## [Excerpted passage]
My purpose in writing today is to sort of set the record straight—as if it needs to be.

I had this thought the other day that if someone entered my life about the time I began to blog they would get an entirely different perspective of it from those who may have known me for the many years prior to me making my private thoughts public.

There are some that would come away from reading my posts thinking that I am a whinner—some would think I am a winner and others might think I live somewhere in between. Perhaps Japan or the middle east.

The exploratory process—though painful at times—is not without its’ mercy component. I am actually better off than I surely sometimes come across in blog-land.

I have recently come to understand that there are dark places inside that need some light in order for them to be healed and/or released in order for us to move forward in this Christian life. That the people we are closest to will likely be the ones that help this process by poking in just the right places. And at all the right/wrong times.

Of all the years I have lived the latter seem to be the years of acceptance and introspection. I can well remember the years of coasting—where everything seemed to fit into a place that had been designed for it. Those were the years when even the stupid things we did worked out for good.

Then came the years of drilling wells in order to find water—and the enemy came and covered them up and we went out and dug new ones and so on and so forth. We finally figured out how to cover them and pipe the water directly into our homes and things have been a bit different ever since.

Then came the years of understanding in which our children finally decided we were not all that bad after all and their father’s day cards were sincere and appreciated. We also began to see, during the years of understanding that most likely things were not going to turn out the way we had hoped.

And now, after going through the years of dispair that followed the years of understanding, we are in the years of fullfillment (which piggyback the years of acceptance and introspection)—only the time seems short and I spilled something on the map and can’t see where I am completely but can see all the roads leading to other places like spider webs in the sunlight.

## [Raw records]
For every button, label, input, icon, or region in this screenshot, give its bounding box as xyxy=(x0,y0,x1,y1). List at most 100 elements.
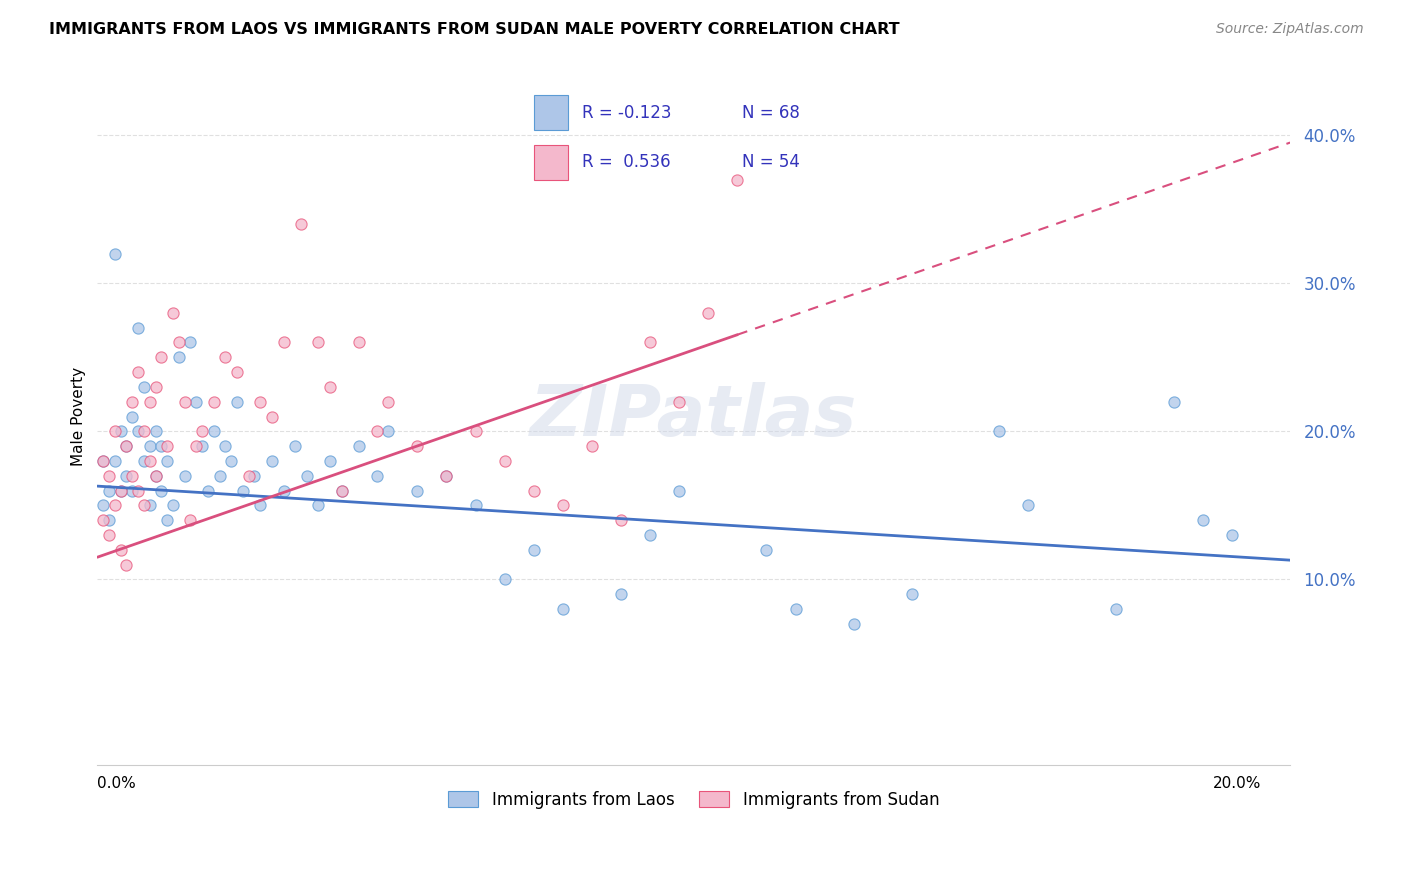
Point xyxy=(98,483,121,498)
Point xyxy=(464,425,486,439)
Point xyxy=(238,468,260,483)
Point xyxy=(638,528,661,542)
Point xyxy=(104,499,127,513)
Point xyxy=(145,425,167,439)
Point xyxy=(406,483,429,498)
Point xyxy=(138,394,160,409)
Point xyxy=(138,499,160,513)
Point xyxy=(179,335,201,350)
Point xyxy=(668,394,690,409)
Point xyxy=(91,499,114,513)
Point xyxy=(260,454,283,468)
Point xyxy=(249,394,271,409)
Y-axis label: Male Poverty: Male Poverty xyxy=(72,367,86,467)
Point xyxy=(150,483,173,498)
Point xyxy=(290,217,312,231)
Point xyxy=(91,454,114,468)
Point xyxy=(110,483,132,498)
Point xyxy=(1192,513,1215,527)
Point xyxy=(307,335,329,350)
Point xyxy=(110,483,132,498)
Point xyxy=(668,483,690,498)
Point xyxy=(127,365,149,379)
Legend: Immigrants from Laos, Immigrants from Sudan: Immigrants from Laos, Immigrants from Su… xyxy=(441,784,946,815)
Point xyxy=(219,454,242,468)
Text: 0.0%: 0.0% xyxy=(97,776,136,791)
Point xyxy=(436,468,458,483)
Point xyxy=(464,499,486,513)
Point xyxy=(1163,394,1185,409)
Point xyxy=(98,513,121,527)
Point xyxy=(132,454,155,468)
Point xyxy=(162,306,184,320)
Point xyxy=(347,439,370,453)
Point xyxy=(121,409,143,424)
Point xyxy=(145,380,167,394)
Point xyxy=(638,335,661,350)
Point xyxy=(167,351,190,365)
Point xyxy=(167,335,190,350)
Point xyxy=(191,425,214,439)
Point xyxy=(1220,528,1243,542)
Point xyxy=(115,439,138,453)
Point xyxy=(347,335,370,350)
Point xyxy=(202,425,225,439)
Point xyxy=(173,468,195,483)
Point xyxy=(127,483,149,498)
Point xyxy=(115,558,138,572)
Point xyxy=(436,468,458,483)
Point xyxy=(186,394,208,409)
Point xyxy=(98,468,121,483)
Point xyxy=(1017,499,1039,513)
Point xyxy=(132,425,155,439)
Point xyxy=(208,468,231,483)
Point xyxy=(581,439,603,453)
Point xyxy=(523,542,546,557)
Point xyxy=(295,468,318,483)
Point xyxy=(98,528,121,542)
Point xyxy=(186,439,208,453)
Point xyxy=(842,616,865,631)
Point xyxy=(307,499,329,513)
Point xyxy=(121,468,143,483)
Point xyxy=(551,499,574,513)
Point xyxy=(110,542,132,557)
Point xyxy=(156,454,179,468)
Point xyxy=(494,454,516,468)
Point xyxy=(494,573,516,587)
Point xyxy=(523,483,546,498)
Point xyxy=(330,483,353,498)
Point xyxy=(551,602,574,616)
Point xyxy=(202,394,225,409)
Point xyxy=(138,454,160,468)
Point xyxy=(104,246,127,260)
Point xyxy=(91,513,114,527)
Text: 20.0%: 20.0% xyxy=(1213,776,1261,791)
Point xyxy=(197,483,219,498)
Point xyxy=(319,380,342,394)
Point xyxy=(785,602,807,616)
Point xyxy=(697,306,720,320)
Point xyxy=(91,454,114,468)
Point xyxy=(1104,602,1126,616)
Point xyxy=(755,542,778,557)
Text: IMMIGRANTS FROM LAOS VS IMMIGRANTS FROM SUDAN MALE POVERTY CORRELATION CHART: IMMIGRANTS FROM LAOS VS IMMIGRANTS FROM … xyxy=(49,22,900,37)
Point xyxy=(406,439,429,453)
Point xyxy=(319,454,342,468)
Point xyxy=(725,172,748,186)
Point xyxy=(610,513,633,527)
Point xyxy=(366,425,388,439)
Point xyxy=(366,468,388,483)
Point xyxy=(249,499,271,513)
Point xyxy=(260,409,283,424)
Point xyxy=(110,425,132,439)
Point xyxy=(138,439,160,453)
Point xyxy=(330,483,353,498)
Point xyxy=(226,394,249,409)
Point xyxy=(284,439,307,453)
Point xyxy=(162,499,184,513)
Point xyxy=(150,439,173,453)
Point xyxy=(127,425,149,439)
Point xyxy=(132,499,155,513)
Point xyxy=(173,394,195,409)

## [What this task involves]
Could you carry the blog post on the seasons of a Christian life further, starting after its last sentence? The material isn't needed for this.

## [Output of the exercise]
Yes…there are more pluses than minuses in this year we are in—grace abounds where uncertainly begins. If we are looking for information—there is enough: for faith—it is within earshot; for love—we just need to open our eyes and see that there are a lot of people standing in the white fields. Some are looking at us and some are looking at someone else—there is enough.

During my recent trip to see my son and daughter in Raleigh, NC, I of course went to my nearest Barnes and Noble Bookstore while my wife and daughter shopped the mall. I found a book by a greek poet Miltos Sachtouris and another by an Israeli poet named Yehuda Amichai. Both are poets that seem to have reached a pinacle in that particular artform. The poem below is by Amichai and gives you a little glimpse into his world in Jerusalem. Enjoy!

What Kind of a Person

“What kind of a person are you,” I heard them say to me.
I’m a person with a complex plumbing of the soul,
Sophisticated instruments of feeling and a system
Of controlled memory at the end of the twentieth century,
But with an old body from ancient times
And with a God even older than my body.

I’m a person for the surface of the earth.
Low places, caves and wells
Frighten me. Mountain peaks
And tall buildings scare me.
I’m not like an inserted fork,
Not a cutting knife, not a stuck spoon.

I’m not flat and sly
Like a spatula creeping up from below.
At most I am a heavy and clumsy pestle
Mashing good and bad together
For a little taste
And a little fragrance.

Arrows do not direct me. I conduct
My business carefully and quietly
Like a long will that began to be written
The moment I was born.

Now I stand at the side of the street
Weary, leaning on a parking meter.
I can stand here for nothing, free.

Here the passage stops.